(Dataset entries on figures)
+===+

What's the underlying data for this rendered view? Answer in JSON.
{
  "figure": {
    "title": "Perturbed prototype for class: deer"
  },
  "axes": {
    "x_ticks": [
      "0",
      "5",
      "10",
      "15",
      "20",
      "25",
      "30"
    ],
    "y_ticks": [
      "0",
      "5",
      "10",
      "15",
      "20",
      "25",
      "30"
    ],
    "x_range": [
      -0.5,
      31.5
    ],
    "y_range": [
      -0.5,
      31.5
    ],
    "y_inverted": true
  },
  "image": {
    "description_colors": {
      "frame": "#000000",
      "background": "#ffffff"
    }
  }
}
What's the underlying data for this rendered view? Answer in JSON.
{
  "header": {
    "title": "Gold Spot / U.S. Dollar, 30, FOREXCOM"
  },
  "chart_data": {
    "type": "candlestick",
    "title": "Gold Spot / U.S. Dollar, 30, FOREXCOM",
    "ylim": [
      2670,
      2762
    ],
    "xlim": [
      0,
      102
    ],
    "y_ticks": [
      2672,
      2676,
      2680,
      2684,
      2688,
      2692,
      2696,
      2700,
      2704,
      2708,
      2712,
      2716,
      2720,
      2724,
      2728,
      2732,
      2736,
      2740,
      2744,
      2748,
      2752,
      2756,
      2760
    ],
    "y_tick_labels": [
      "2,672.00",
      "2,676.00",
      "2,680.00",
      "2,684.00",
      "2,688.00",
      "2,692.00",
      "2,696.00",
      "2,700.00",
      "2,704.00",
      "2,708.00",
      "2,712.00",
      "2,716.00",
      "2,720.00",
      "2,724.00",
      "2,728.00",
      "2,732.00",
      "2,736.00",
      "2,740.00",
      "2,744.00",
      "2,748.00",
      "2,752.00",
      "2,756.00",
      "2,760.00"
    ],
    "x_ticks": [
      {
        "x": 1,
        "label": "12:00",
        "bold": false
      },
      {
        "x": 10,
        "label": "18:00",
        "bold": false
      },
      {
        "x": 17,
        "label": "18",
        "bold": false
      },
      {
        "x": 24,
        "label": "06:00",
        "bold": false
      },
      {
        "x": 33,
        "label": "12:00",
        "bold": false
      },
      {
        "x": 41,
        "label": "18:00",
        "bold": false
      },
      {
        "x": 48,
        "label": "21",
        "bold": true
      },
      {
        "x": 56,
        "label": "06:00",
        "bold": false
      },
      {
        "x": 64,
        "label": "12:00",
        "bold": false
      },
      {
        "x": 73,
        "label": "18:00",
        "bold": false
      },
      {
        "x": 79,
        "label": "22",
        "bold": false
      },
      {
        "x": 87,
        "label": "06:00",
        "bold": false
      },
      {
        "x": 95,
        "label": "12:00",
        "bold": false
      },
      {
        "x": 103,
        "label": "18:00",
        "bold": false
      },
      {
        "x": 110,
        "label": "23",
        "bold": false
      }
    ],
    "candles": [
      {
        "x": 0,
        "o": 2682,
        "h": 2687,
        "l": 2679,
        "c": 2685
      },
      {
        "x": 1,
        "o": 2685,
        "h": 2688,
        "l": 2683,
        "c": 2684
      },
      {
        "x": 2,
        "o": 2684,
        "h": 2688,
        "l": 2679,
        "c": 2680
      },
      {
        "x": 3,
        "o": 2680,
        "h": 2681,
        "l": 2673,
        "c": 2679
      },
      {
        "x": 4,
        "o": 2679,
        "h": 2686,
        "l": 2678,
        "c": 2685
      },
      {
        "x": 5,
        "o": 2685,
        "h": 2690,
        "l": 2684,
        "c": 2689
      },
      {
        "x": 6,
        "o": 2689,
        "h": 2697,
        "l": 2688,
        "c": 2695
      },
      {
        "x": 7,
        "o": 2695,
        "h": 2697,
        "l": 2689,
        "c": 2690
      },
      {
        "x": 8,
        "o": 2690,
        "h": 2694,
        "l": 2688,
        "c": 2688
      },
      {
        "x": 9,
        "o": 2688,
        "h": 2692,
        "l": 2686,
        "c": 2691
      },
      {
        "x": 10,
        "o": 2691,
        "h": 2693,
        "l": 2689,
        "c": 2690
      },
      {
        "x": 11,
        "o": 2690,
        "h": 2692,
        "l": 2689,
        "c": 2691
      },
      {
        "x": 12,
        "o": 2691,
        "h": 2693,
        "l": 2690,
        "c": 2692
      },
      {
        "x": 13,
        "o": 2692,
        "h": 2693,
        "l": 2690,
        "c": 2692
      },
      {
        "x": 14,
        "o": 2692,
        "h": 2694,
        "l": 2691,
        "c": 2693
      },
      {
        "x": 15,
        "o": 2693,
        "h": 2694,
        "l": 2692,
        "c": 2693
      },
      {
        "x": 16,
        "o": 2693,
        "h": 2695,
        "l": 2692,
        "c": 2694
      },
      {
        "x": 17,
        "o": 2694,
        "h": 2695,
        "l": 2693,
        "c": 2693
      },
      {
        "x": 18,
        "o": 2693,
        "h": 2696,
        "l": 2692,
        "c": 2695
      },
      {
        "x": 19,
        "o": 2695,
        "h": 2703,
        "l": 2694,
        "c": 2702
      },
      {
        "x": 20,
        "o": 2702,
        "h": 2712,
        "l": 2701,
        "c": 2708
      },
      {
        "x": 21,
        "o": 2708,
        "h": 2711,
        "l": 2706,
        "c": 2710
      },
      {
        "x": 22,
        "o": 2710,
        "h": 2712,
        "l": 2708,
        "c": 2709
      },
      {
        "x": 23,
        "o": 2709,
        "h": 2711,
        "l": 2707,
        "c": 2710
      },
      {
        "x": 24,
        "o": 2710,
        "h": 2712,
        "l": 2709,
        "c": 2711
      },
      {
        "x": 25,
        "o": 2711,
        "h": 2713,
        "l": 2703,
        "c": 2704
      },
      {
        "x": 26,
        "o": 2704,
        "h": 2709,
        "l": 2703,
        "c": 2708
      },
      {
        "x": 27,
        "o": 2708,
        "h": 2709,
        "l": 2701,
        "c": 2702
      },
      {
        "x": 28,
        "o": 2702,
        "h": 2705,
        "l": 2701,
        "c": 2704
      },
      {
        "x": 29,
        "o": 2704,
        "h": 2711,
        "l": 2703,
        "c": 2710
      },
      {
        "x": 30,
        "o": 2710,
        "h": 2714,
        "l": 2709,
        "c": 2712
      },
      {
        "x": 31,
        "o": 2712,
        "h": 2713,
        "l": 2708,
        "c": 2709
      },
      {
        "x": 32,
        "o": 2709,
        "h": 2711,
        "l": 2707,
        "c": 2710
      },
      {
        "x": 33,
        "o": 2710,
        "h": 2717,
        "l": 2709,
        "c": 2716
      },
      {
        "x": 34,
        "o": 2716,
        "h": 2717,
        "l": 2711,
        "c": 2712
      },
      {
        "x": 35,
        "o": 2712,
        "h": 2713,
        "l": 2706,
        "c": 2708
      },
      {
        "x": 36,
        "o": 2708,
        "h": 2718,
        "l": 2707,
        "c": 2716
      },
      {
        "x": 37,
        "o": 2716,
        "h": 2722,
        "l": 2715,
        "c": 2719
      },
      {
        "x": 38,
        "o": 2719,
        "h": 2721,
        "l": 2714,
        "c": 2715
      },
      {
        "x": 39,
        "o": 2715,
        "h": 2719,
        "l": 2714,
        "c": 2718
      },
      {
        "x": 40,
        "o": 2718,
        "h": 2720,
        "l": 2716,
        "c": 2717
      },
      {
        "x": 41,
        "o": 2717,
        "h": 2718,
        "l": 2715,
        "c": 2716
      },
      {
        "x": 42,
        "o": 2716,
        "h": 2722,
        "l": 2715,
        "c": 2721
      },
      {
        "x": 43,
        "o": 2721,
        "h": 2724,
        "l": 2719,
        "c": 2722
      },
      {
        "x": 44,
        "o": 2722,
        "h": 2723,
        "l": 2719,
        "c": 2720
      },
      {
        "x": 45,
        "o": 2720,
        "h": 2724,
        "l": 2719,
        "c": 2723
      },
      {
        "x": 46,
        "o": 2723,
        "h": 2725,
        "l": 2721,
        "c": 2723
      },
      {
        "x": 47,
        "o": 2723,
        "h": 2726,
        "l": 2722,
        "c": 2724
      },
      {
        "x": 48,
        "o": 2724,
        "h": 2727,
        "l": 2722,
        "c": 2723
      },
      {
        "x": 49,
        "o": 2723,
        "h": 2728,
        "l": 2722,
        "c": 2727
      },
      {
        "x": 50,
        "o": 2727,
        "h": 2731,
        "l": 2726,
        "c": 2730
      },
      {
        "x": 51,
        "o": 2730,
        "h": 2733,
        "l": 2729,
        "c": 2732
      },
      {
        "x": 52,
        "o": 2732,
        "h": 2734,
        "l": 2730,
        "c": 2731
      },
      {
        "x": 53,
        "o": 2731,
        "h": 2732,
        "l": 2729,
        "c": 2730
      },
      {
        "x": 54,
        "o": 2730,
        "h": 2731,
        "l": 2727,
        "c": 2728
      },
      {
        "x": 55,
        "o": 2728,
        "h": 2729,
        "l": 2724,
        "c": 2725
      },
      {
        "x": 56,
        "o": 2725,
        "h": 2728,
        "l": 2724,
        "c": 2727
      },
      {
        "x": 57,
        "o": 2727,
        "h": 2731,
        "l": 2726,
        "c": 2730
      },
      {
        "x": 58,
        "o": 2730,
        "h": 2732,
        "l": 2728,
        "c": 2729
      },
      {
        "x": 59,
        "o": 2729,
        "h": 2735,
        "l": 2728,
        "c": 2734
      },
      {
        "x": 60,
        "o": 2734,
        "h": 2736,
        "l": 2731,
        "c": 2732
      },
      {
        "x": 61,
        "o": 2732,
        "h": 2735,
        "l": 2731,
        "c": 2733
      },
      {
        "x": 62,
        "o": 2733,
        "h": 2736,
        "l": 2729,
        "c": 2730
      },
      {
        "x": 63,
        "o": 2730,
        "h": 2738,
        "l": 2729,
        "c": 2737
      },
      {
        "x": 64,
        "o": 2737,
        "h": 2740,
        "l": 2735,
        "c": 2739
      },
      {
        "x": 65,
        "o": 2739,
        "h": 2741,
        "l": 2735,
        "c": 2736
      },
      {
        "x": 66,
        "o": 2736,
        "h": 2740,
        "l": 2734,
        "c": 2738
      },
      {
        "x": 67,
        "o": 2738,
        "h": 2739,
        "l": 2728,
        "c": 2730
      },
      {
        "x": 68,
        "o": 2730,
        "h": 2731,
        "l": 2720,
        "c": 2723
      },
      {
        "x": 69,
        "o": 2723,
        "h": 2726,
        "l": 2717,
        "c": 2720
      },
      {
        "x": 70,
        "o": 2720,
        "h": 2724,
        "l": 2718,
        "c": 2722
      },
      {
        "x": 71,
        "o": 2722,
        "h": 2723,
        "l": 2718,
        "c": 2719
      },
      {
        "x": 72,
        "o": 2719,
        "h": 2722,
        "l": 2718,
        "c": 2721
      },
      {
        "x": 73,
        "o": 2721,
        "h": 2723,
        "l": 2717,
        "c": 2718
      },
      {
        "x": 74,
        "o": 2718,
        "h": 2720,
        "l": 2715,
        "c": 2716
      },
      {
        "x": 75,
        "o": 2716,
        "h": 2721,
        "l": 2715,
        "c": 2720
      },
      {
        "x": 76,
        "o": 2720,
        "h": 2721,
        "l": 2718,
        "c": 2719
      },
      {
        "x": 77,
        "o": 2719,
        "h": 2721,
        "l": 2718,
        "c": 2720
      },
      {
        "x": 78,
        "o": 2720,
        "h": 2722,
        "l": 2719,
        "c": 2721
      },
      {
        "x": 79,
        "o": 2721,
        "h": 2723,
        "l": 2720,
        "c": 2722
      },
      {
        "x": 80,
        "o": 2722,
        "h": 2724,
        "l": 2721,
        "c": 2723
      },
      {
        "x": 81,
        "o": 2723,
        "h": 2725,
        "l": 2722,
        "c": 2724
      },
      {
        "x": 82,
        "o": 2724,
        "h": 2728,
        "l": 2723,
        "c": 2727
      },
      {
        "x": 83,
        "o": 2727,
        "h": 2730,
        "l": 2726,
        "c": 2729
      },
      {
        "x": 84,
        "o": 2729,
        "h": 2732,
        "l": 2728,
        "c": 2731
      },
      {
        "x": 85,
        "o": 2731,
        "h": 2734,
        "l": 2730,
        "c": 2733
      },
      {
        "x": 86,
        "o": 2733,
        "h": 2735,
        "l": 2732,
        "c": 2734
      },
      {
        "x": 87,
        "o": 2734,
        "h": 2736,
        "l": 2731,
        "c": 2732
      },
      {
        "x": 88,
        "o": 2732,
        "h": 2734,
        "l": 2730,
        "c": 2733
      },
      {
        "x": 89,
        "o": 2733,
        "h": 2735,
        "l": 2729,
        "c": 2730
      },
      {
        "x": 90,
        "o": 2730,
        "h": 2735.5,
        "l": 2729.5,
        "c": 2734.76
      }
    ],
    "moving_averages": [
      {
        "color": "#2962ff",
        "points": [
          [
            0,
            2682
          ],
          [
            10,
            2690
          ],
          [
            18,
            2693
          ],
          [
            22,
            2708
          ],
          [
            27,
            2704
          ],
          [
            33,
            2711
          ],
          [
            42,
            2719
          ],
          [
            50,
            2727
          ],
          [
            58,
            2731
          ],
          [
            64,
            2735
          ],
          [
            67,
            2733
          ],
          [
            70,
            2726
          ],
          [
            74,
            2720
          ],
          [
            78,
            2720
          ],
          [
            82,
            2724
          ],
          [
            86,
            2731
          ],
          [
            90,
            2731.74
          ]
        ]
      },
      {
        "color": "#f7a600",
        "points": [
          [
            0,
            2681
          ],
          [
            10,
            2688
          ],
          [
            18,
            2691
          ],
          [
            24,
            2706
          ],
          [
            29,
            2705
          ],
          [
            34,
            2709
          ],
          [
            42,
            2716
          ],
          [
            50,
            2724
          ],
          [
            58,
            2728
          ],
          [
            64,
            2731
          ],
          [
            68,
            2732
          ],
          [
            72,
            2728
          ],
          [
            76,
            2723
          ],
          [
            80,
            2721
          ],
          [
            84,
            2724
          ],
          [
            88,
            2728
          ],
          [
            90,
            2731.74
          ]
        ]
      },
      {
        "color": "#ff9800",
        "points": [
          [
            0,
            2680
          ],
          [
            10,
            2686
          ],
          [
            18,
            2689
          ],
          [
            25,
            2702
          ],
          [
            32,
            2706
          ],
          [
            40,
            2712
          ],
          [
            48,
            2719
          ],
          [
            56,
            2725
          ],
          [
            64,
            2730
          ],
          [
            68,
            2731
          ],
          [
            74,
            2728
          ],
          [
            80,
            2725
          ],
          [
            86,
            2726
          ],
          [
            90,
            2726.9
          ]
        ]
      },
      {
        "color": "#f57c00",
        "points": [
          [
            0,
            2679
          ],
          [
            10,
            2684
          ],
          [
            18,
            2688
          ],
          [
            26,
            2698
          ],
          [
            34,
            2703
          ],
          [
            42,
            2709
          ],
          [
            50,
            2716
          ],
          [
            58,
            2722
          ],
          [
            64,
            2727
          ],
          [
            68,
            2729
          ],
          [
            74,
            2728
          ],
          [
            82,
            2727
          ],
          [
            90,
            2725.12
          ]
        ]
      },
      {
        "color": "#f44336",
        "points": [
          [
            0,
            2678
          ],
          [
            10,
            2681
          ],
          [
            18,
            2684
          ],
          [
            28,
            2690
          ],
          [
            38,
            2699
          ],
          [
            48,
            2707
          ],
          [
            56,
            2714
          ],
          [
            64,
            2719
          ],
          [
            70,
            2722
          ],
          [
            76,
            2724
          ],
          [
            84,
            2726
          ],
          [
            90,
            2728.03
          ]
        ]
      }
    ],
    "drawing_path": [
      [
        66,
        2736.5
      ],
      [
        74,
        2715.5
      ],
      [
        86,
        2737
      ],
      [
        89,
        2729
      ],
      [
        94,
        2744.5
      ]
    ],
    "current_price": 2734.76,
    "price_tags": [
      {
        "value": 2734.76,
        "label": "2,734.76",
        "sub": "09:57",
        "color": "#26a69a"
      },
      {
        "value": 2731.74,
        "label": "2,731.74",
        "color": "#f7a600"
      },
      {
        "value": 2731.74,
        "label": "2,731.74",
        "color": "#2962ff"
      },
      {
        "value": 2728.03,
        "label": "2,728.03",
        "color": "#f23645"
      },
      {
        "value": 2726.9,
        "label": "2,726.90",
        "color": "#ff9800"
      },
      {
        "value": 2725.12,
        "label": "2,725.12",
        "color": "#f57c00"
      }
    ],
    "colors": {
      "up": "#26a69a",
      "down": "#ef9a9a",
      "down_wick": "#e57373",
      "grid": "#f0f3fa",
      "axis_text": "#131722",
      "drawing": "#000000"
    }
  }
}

+===+

### Objective
Lines from the records above that hold "value" are the ones to list.

### Task response
        "value": 2734.76,
        "value": 2731.74,
        "value": 2731.74,
        "value": 2728.03,
        "value": 2726.9,
        "value": 2725.12,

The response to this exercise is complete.